* **STATED GOAL**
Copy out all lines where "title" appears.

*-*-*

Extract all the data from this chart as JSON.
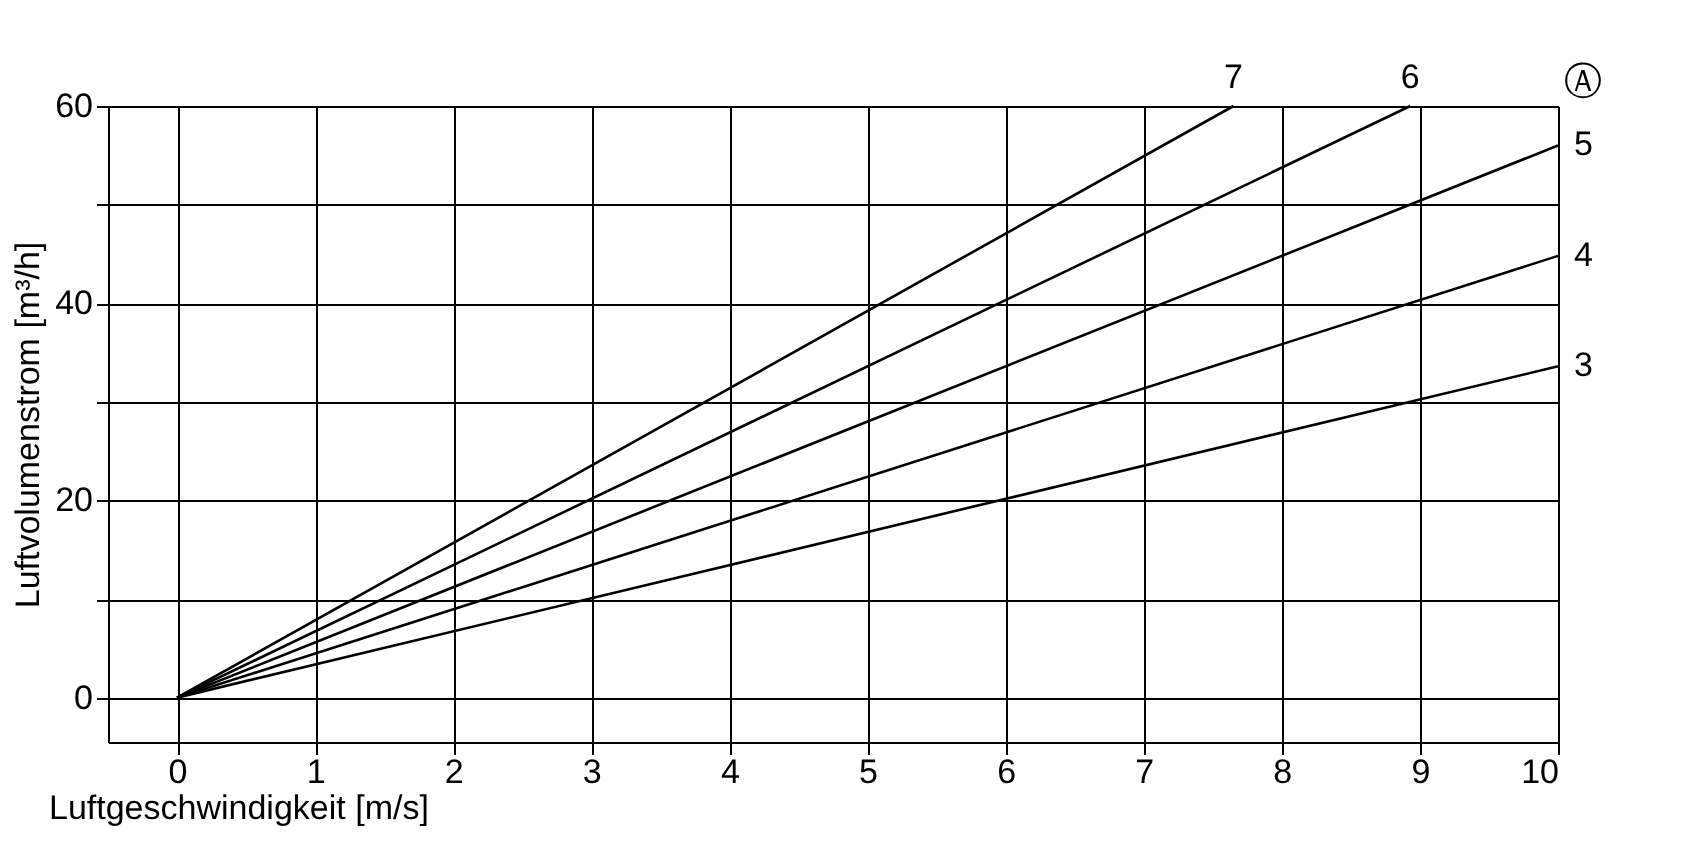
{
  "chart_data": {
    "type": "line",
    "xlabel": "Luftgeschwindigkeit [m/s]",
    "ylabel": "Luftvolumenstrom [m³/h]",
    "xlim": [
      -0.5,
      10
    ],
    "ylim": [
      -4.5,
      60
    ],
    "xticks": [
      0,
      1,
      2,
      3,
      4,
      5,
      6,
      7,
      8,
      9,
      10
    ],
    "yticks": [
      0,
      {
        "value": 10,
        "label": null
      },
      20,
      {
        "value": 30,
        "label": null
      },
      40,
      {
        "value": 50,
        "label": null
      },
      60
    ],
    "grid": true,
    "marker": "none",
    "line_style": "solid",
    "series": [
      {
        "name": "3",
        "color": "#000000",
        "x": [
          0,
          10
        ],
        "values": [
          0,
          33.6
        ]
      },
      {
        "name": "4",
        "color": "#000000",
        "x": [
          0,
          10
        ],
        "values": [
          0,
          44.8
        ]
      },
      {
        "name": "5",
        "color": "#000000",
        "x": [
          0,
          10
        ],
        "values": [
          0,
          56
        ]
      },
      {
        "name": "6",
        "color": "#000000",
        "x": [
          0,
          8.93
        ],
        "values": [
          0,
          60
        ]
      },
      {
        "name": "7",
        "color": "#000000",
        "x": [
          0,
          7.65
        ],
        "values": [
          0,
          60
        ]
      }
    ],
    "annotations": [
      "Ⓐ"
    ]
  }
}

*-*-*

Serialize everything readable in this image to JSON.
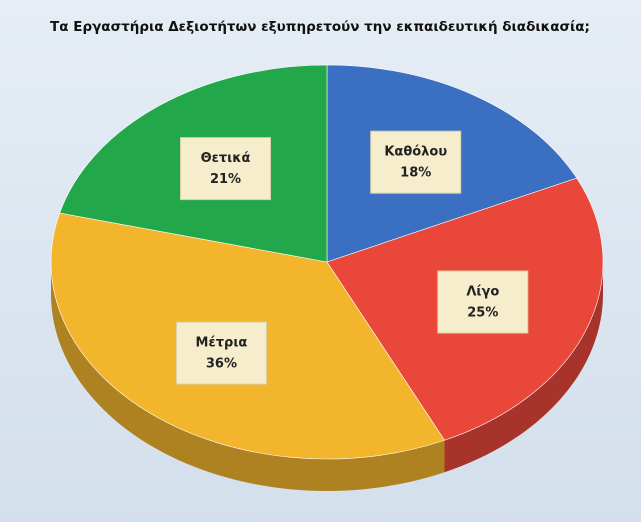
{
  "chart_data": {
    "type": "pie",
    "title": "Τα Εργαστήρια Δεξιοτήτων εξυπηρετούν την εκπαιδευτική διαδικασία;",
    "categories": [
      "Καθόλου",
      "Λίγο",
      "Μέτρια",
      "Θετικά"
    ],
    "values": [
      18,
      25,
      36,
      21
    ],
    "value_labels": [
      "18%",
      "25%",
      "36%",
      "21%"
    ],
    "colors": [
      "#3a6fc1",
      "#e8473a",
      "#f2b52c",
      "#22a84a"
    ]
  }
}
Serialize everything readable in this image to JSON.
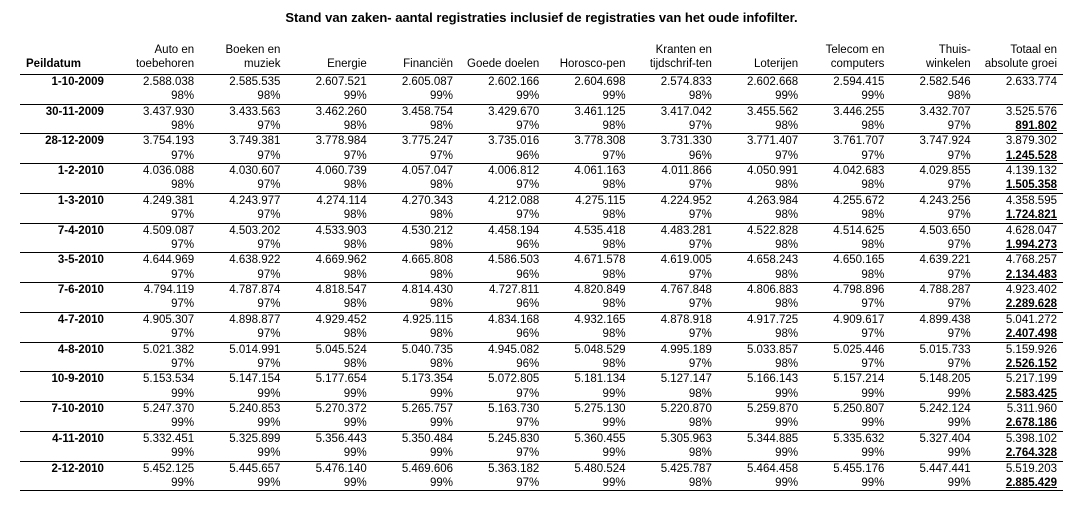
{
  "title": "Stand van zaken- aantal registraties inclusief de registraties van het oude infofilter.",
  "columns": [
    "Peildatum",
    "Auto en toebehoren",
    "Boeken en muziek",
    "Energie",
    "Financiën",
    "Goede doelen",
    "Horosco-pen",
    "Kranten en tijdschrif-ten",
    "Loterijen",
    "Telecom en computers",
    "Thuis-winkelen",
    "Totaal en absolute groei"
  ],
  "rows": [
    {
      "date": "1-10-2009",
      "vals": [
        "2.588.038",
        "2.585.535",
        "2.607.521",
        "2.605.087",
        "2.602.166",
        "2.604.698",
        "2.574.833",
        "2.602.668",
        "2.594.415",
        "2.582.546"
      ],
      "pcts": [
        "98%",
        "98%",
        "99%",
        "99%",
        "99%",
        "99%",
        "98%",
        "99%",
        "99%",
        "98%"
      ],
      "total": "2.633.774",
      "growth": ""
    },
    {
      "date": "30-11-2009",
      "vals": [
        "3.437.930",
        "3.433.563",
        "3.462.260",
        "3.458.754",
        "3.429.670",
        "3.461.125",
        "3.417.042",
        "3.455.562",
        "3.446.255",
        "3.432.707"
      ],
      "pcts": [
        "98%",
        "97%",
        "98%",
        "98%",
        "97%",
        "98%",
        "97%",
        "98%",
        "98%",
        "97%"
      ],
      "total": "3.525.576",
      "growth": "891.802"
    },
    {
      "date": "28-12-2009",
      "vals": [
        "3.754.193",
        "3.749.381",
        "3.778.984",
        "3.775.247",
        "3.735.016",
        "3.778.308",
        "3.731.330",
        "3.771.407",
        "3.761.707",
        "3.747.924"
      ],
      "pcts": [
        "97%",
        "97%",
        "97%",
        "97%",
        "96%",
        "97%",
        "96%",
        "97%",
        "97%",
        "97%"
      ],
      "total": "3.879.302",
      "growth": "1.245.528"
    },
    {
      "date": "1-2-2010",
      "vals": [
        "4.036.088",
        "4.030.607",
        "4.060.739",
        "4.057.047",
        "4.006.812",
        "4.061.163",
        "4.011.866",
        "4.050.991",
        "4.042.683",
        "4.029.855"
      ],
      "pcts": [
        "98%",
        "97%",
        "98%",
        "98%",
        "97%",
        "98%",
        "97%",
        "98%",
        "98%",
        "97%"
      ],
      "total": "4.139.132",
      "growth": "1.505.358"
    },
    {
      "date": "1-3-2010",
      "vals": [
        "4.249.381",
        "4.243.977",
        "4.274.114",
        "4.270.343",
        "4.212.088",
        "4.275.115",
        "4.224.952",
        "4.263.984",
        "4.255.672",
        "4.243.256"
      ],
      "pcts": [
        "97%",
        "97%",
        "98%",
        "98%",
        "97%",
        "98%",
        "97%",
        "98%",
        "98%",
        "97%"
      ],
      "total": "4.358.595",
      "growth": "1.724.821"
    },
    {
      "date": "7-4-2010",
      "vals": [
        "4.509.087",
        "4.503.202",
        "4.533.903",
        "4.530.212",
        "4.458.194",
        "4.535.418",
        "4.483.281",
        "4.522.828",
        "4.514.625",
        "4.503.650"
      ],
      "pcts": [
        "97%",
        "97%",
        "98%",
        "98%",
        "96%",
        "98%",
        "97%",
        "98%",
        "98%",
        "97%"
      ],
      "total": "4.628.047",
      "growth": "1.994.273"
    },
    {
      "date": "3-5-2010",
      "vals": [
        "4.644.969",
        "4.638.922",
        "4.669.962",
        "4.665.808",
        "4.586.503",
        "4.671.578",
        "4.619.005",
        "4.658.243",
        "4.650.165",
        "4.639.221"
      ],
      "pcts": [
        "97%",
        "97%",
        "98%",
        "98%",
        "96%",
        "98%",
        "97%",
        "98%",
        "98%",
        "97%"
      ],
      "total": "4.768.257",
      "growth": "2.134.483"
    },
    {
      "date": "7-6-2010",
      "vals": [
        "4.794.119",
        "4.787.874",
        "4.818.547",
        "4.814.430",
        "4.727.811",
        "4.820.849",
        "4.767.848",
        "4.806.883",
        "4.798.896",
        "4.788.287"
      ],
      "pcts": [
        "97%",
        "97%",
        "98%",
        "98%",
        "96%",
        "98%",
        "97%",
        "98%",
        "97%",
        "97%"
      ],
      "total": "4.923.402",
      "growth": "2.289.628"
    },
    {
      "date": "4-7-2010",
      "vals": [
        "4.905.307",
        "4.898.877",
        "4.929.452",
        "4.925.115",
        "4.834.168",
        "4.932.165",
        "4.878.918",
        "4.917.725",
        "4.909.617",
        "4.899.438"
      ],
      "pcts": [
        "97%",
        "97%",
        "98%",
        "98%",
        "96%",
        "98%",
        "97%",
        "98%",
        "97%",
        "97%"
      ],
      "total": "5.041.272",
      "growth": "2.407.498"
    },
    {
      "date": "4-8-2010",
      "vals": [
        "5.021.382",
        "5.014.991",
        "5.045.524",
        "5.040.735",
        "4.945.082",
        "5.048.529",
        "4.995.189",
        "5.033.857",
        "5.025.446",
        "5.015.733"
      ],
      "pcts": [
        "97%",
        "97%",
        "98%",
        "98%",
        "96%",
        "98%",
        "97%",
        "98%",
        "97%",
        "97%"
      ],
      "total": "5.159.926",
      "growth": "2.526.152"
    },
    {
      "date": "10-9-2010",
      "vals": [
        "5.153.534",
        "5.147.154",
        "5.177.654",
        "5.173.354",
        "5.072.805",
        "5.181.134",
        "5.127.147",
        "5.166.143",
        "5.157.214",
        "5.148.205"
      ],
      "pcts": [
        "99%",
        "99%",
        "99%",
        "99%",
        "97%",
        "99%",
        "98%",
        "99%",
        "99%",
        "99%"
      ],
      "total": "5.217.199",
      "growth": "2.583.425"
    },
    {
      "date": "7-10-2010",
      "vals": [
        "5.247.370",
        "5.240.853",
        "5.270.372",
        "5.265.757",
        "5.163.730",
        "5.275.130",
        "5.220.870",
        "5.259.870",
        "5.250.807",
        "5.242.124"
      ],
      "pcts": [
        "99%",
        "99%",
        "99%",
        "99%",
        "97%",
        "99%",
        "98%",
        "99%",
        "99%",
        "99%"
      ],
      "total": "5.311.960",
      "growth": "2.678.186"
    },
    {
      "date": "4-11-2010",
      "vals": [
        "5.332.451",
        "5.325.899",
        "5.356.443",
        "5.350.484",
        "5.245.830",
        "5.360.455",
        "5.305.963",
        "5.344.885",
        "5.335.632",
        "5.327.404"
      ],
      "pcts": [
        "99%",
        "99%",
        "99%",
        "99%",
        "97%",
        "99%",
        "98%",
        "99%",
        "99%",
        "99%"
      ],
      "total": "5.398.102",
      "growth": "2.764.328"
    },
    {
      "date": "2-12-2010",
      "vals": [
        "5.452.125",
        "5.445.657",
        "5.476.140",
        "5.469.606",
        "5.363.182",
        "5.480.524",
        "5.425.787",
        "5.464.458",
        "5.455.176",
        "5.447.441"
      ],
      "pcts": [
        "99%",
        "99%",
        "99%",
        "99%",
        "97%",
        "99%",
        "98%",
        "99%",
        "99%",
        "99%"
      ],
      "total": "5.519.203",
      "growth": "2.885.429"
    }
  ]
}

*-*-*

* **RESULT OF THIS EXERCISE**
    "title": "Τα Εργαστήρια Δεξιοτήτων εξυπηρετούν την εκπαιδευτική διαδικασία;",
  "title": "Stand van zaken- aantal registraties inclusief de registraties van het oude infofilter.",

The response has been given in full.